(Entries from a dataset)
::::::::::

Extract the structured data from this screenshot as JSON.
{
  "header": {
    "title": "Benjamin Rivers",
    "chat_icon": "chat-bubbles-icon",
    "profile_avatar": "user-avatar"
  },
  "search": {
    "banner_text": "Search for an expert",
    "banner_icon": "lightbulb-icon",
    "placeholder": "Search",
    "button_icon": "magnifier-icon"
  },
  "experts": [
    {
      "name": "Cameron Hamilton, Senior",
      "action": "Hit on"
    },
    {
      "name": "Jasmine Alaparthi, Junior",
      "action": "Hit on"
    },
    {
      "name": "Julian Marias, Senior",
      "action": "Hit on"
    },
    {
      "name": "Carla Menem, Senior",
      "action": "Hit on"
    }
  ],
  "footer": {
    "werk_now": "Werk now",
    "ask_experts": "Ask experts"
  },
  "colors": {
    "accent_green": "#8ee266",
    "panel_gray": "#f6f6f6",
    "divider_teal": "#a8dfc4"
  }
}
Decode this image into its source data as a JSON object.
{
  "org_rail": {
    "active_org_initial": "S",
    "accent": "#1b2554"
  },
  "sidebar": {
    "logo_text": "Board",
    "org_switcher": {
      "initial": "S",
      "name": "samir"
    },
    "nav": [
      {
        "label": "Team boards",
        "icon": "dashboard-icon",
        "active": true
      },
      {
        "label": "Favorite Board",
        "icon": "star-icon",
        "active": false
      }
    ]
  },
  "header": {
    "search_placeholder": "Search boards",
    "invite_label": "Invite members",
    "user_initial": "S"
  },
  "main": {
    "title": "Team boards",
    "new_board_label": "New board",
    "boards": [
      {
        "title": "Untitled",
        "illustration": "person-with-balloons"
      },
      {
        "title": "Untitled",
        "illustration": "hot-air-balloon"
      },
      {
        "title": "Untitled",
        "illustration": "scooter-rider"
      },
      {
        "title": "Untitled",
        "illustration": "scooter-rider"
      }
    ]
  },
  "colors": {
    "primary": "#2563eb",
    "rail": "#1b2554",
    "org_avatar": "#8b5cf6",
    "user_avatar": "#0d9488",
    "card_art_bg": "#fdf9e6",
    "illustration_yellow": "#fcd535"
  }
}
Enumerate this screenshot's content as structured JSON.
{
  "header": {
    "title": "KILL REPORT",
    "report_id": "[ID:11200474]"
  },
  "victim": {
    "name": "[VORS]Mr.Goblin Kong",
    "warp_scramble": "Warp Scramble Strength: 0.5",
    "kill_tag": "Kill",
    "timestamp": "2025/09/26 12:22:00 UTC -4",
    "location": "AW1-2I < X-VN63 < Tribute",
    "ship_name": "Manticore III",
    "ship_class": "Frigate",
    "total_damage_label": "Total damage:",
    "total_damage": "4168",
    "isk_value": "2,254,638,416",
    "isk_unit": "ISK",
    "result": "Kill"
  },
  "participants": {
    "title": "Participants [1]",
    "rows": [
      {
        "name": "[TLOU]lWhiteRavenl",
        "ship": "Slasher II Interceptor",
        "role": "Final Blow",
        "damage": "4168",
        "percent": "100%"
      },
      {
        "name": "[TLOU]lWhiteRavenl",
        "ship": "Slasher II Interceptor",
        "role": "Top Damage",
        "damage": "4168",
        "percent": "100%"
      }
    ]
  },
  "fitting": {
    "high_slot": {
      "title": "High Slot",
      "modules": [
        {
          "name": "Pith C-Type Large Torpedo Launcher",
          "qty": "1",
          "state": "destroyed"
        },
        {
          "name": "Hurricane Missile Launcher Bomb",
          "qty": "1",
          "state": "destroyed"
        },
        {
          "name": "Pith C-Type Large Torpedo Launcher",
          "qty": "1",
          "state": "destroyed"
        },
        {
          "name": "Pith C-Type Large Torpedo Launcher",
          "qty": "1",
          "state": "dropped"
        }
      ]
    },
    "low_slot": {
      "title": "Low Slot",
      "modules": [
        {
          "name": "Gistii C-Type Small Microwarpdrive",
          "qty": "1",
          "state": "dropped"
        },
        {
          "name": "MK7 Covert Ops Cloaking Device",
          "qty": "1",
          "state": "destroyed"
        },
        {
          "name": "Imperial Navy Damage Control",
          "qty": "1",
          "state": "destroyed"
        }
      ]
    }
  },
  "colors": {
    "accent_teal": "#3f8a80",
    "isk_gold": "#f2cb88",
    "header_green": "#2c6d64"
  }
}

::::::::::

Write down the full listing again, exactly.

Response to the task:
Extract the structured data from this screenshot as JSON.
{
  "header": {
    "title": "Benjamin Rivers",
    "chat_icon": "chat-bubbles-icon",
    "profile_avatar": "user-avatar"
  },
  "search": {
    "banner_text": "Search for an expert",
    "banner_icon": "lightbulb-icon",
    "placeholder": "Search",
    "button_icon": "magnifier-icon"
  },
  "experts": [
    {
      "name": "Cameron Hamilton, Senior",
      "action": "Hit on"
    },
    {
      "name": "Jasmine Alaparthi, Junior",
      "action": "Hit on"
    },
    {
      "name": "Julian Marias, Senior",
      "action": "Hit on"
    },
    {
      "name": "Carla Menem, Senior",
      "action": "Hit on"
    }
  ],
  "footer": {
    "werk_now": "Werk now",
    "ask_experts": "Ask experts"
  },
  "colors": {
    "accent_green": "#8ee266",
    "panel_gray": "#f6f6f6",
    "divider_teal": "#a8dfc4"
  }
}
Decode this image into its source data as a JSON object.
{
  "org_rail": {
    "active_org_initial": "S",
    "accent": "#1b2554"
  },
  "sidebar": {
    "logo_text": "Board",
    "org_switcher": {
      "initial": "S",
      "name": "samir"
    },
    "nav": [
      {
        "label": "Team boards",
        "icon": "dashboard-icon",
        "active": true
      },
      {
        "label": "Favorite Board",
        "icon": "star-icon",
        "active": false
      }
    ]
  },
  "header": {
    "search_placeholder": "Search boards",
    "invite_label": "Invite members",
    "user_initial": "S"
  },
  "main": {
    "title": "Team boards",
    "new_board_label": "New board",
    "boards": [
      {
        "title": "Untitled",
        "illustration": "person-with-balloons"
      },
      {
        "title": "Untitled",
        "illustration": "hot-air-balloon"
      },
      {
        "title": "Untitled",
        "illustration": "scooter-rider"
      },
      {
        "title": "Untitled",
        "illustration": "scooter-rider"
      }
    ]
  },
  "colors": {
    "primary": "#2563eb",
    "rail": "#1b2554",
    "org_avatar": "#8b5cf6",
    "user_avatar": "#0d9488",
    "card_art_bg": "#fdf9e6",
    "illustration_yellow": "#fcd535"
  }
}
Enumerate this screenshot's content as structured JSON.
{
  "header": {
    "title": "KILL REPORT",
    "report_id": "[ID:11200474]"
  },
  "victim": {
    "name": "[VORS]Mr.Goblin Kong",
    "warp_scramble": "Warp Scramble Strength: 0.5",
    "kill_tag": "Kill",
    "timestamp": "2025/09/26 12:22:00 UTC -4",
    "location": "AW1-2I < X-VN63 < Tribute",
    "ship_name": "Manticore III",
    "ship_class": "Frigate",
    "total_damage_label": "Total damage:",
    "total_damage": "4168",
    "isk_value": "2,254,638,416",
    "isk_unit": "ISK",
    "result": "Kill"
  },
  "participants": {
    "title": "Participants [1]",
    "rows": [
      {
        "name": "[TLOU]lWhiteRavenl",
        "ship": "Slasher II Interceptor",
        "role": "Final Blow",
        "damage": "4168",
        "percent": "100%"
      },
      {
        "name": "[TLOU]lWhiteRavenl",
        "ship": "Slasher II Interceptor",
        "role": "Top Damage",
        "damage": "4168",
        "percent": "100%"
      }
    ]
  },
  "fitting": {
    "high_slot": {
      "title": "High Slot",
      "modules": [
        {
          "name": "Pith C-Type Large Torpedo Launcher",
          "qty": "1",
          "state": "destroyed"
        },
        {
          "name": "Hurricane Missile Launcher Bomb",
          "qty": "1",
          "state": "destroyed"
        },
        {
          "name": "Pith C-Type Large Torpedo Launcher",
          "qty": "1",
          "state": "destroyed"
        },
        {
          "name": "Pith C-Type Large Torpedo Launcher",
          "qty": "1",
          "state": "dropped"
        }
      ]
    },
    "low_slot": {
      "title": "Low Slot",
      "modules": [
        {
          "name": "Gistii C-Type Small Microwarpdrive",
          "qty": "1",
          "state": "dropped"
        },
        {
          "name": "MK7 Covert Ops Cloaking Device",
          "qty": "1",
          "state": "destroyed"
        },
        {
          "name": "Imperial Navy Damage Control",
          "qty": "1",
          "state": "destroyed"
        }
      ]
    }
  },
  "colors": {
    "accent_teal": "#3f8a80",
    "isk_gold": "#f2cb88",
    "header_green": "#2c6d64"
  }
}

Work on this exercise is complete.